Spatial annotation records
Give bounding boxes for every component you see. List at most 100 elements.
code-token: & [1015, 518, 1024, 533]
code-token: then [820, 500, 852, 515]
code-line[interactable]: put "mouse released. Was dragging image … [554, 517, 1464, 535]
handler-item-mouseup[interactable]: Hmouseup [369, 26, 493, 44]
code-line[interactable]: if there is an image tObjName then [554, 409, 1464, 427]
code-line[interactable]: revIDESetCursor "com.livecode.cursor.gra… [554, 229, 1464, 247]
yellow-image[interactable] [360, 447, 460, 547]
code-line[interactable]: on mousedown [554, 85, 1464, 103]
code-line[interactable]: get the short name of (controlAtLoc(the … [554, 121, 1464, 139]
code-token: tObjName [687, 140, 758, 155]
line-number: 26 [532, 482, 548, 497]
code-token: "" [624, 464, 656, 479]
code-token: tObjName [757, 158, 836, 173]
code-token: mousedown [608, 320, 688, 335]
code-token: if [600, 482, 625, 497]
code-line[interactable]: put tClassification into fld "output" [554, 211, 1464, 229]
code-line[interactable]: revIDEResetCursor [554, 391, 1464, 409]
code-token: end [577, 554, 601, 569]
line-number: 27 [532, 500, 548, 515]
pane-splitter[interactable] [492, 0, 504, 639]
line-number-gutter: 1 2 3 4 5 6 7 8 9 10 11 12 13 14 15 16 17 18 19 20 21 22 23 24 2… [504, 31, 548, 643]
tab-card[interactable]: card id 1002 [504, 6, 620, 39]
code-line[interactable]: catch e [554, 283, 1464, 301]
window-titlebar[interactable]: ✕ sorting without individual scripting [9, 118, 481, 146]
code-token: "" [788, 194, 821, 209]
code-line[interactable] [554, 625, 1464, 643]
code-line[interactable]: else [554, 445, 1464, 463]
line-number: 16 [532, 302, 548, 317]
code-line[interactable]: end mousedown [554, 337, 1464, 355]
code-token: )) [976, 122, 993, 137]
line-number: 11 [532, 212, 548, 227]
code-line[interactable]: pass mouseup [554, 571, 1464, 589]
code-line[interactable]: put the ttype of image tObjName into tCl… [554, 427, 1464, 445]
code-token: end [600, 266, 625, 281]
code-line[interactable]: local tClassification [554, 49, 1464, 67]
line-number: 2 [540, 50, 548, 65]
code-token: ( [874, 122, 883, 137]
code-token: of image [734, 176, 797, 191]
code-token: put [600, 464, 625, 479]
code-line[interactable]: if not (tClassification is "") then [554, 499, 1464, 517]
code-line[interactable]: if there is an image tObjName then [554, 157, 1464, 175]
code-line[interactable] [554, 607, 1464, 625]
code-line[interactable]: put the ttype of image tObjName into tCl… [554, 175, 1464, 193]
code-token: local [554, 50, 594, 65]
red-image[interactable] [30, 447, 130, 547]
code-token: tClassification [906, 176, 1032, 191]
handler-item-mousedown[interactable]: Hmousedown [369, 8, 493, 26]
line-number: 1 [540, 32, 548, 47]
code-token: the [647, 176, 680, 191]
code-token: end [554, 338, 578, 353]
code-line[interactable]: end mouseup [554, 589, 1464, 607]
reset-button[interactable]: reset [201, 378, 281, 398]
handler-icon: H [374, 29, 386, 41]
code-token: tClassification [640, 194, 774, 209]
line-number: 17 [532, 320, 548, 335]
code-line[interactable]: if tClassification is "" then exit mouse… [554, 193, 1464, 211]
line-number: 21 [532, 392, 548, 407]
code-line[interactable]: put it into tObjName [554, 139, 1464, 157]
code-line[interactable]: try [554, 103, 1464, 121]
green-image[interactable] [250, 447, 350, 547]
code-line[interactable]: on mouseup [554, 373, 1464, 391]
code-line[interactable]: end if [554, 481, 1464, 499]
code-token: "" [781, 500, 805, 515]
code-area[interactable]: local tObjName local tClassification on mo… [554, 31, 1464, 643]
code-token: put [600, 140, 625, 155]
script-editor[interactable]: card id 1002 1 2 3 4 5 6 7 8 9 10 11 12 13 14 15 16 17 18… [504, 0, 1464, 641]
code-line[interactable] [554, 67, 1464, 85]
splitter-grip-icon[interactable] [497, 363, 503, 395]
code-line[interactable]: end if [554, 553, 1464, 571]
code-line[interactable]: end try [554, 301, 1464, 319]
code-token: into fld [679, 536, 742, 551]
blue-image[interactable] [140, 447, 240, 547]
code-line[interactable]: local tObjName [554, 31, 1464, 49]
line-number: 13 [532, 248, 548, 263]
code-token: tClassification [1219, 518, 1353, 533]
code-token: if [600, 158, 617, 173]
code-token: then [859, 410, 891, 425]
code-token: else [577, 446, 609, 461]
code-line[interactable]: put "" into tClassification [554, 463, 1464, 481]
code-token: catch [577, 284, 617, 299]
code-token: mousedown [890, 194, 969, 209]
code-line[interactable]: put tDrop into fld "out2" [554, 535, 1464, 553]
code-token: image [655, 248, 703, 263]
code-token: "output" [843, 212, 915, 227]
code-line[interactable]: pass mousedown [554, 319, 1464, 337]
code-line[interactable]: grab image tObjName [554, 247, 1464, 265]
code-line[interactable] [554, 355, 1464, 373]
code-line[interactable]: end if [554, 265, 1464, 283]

• **Problem**
Can you render every line of the records above as a Markdown table, with a row number under "Row" and the line itself under "Line", leaving out any blank lines?

• **Task solution**
| Row | Line |
|---|---|
| 1 | Give bounding boxes for every component you see. List at most 100 elements. |
| 2 | code-token: & [1015, 518, 1024, 533] |
| 3 | code-token: then [820, 500, 852, 515] |
| 4 | code-line[interactable]: put "mouse released. Was dragging image … [554, 517, 1464, 535] |
| 5 | handler-item-mouseup[interactable]: Hmouseup [369, 26, 493, 44] |
| 6 | code-line[interactable]: if there is an image tObjName then [554, 409, 1464, 427] |
| 7 | code-line[interactable]: revIDESetCursor "com.livecode.cursor.gra… [554, 229, 1464, 247] |
| 8 | yellow-image[interactable] [360, 447, 460, 547] |
| 9 | code-line[interactable]: on mousedown [554, 85, 1464, 103] |
| 10 | code-line[interactable]: get the short name of (controlAtLoc(the … [554, 121, 1464, 139] |
| 11 | code-token: tObjName [687, 140, 758, 155] |
| 12 | line-number: 26 [532, 482, 548, 497] |
| 13 | code-token: "" [624, 464, 656, 479] |
| 14 | code-token: tObjName [757, 158, 836, 173] |
| 15 | code-token: mousedown [608, 320, 688, 335] |
| 16 | code-token: if [600, 482, 625, 497] |
| 17 | code-line[interactable]: put tClassification into fld "output" [554, 211, 1464, 229] |
| 18 | code-line[interactable]: revIDEResetCursor [554, 391, 1464, 409] |
| 19 | code-token: end [577, 554, 601, 569] |
| 20 | line-number: 27 [532, 500, 548, 515] |
| 21 | pane-splitter[interactable] [492, 0, 504, 639] |
| 22 | line-number-gutter: 1 2 3 4 5 6 7 8 9 10 11 12 13 14 15 16 17 18 19 20 21 22 23 24 2… [504, 31, 548, 643] |
| 23 | tab-card[interactable]: card id 1002 [504, 6, 620, 39] |
| 24 | code-line[interactable]: catch e [554, 283, 1464, 301] |
| 25 | window-titlebar[interactable]: ✕ sorting without individual scripting [9, 118, 481, 146] |
| 26 | code-token: "" [788, 194, 821, 209] |
| 27 | code-line[interactable] [554, 625, 1464, 643] |
| 28 | code-line[interactable]: else [554, 445, 1464, 463] |
| 29 | line-number: 16 [532, 302, 548, 317] |
| 30 | code-line[interactable]: end mousedown [554, 337, 1464, 355] |
| 31 | code-token: )) [976, 122, 993, 137] |
| 32 | line-number: 11 [532, 212, 548, 227] |
| 33 | code-line[interactable]: pass mouseup [554, 571, 1464, 589] |
| 34 | code-line[interactable]: put the ttype of image tObjName into tCl… [554, 427, 1464, 445] |
| 35 | code-token: end [600, 266, 625, 281] |
| 36 | code-line[interactable]: local tClassification [554, 49, 1464, 67] |
| 37 | line-number: 2 [540, 50, 548, 65] |
| 38 | code-token: ( [874, 122, 883, 137] |
| 39 | code-token: of image [734, 176, 797, 191] |
| 40 | code-token: put [600, 464, 625, 479] |
| 41 | code-line[interactable]: if not (tClassification is "") then [554, 499, 1464, 517] |
| 42 | code-line[interactable]: if there is an image tObjName then [554, 157, 1464, 175] |
| 43 | code-line[interactable] [554, 607, 1464, 625] |
| 44 | code-line[interactable]: put the ttype of image tObjName into tCl… [554, 175, 1464, 193] |
| 45 | code-token: local [554, 50, 594, 65] |
| 46 | red-image[interactable] [30, 447, 130, 547] |
| 47 | code-token: tClassification [906, 176, 1032, 191] |
| 48 | handler-item-mousedown[interactable]: Hmousedown [369, 8, 493, 26] |
| 49 | line-number: 1 [540, 32, 548, 47] |
| 50 | code-token: the [647, 176, 680, 191] |
| 51 | code-token: end [554, 338, 578, 353] |
| 52 | code-line[interactable]: end mouseup [554, 589, 1464, 607] |
| 53 | reset-button[interactable]: reset [201, 378, 281, 398] |
| 54 | handler-icon: H [374, 29, 386, 41] |
| 55 | code-token: tClassification [640, 194, 774, 209] |
| 56 | line-number: 17 [532, 320, 548, 335] |
| 57 | code-line[interactable]: if tClassification is "" then exit mouse… [554, 193, 1464, 211] |
| 58 | line-number: 21 [532, 392, 548, 407] |
| 59 | code-line[interactable]: put it into tObjName [554, 139, 1464, 157] |
| 60 | code-line[interactable]: try [554, 103, 1464, 121] |
| 61 | green-image[interactable] [250, 447, 350, 547] |
| 62 | code-line[interactable]: on mouseup [554, 373, 1464, 391] |
| 63 | code-line[interactable]: end if [554, 481, 1464, 499] |
| 64 | code-token: "" [781, 500, 805, 515] |
| 65 | code-area[interactable]: local tObjName local tClassification on mo… [554, 31, 1464, 643] |
| 66 | code-token: put [600, 140, 625, 155] |
| 67 | script-editor[interactable]: card id 1002 1 2 3 4 5 6 7 8 9 10 11 12 13 14 15 16 17 18… [504, 0, 1464, 641] |
| 68 | code-line[interactable] [554, 67, 1464, 85] |
| 69 | splitter-grip-icon[interactable] [497, 363, 503, 395] |
| 70 | code-line[interactable]: end if [554, 553, 1464, 571] |
| 71 | code-line[interactable]: end try [554, 301, 1464, 319] |
| 72 | code-token: into fld [679, 536, 742, 551] |
| 73 | blue-image[interactable] [140, 447, 240, 547] |
| 74 | code-line[interactable]: local tObjName [554, 31, 1464, 49] |
| 75 | line-number: 13 [532, 248, 548, 263] |
| 76 | code-token: tClassification [1219, 518, 1353, 533] |
| 77 | code-token: if [600, 158, 617, 173] |
| 78 | code-token: then [859, 410, 891, 425] |
| 79 | code-token: else [577, 446, 609, 461] |
| 80 | code-line[interactable]: put "" into tClassification [554, 463, 1464, 481] |
| 81 | code-token: catch [577, 284, 617, 299] |
| 82 | code-token: mousedown [890, 194, 969, 209] |
| 83 | code-line[interactable]: put tDrop into fld "out2" [554, 535, 1464, 553] |
| 84 | code-token: image [655, 248, 703, 263] |
| 85 | code-token: "output" [843, 212, 915, 227] |
| 86 | code-line[interactable]: pass mousedown [554, 319, 1464, 337] |
| 87 | code-line[interactable]: grab image tObjName [554, 247, 1464, 265] |
| 88 | code-line[interactable] [554, 355, 1464, 373] |
| 89 | code-line[interactable]: end if [554, 265, 1464, 283] |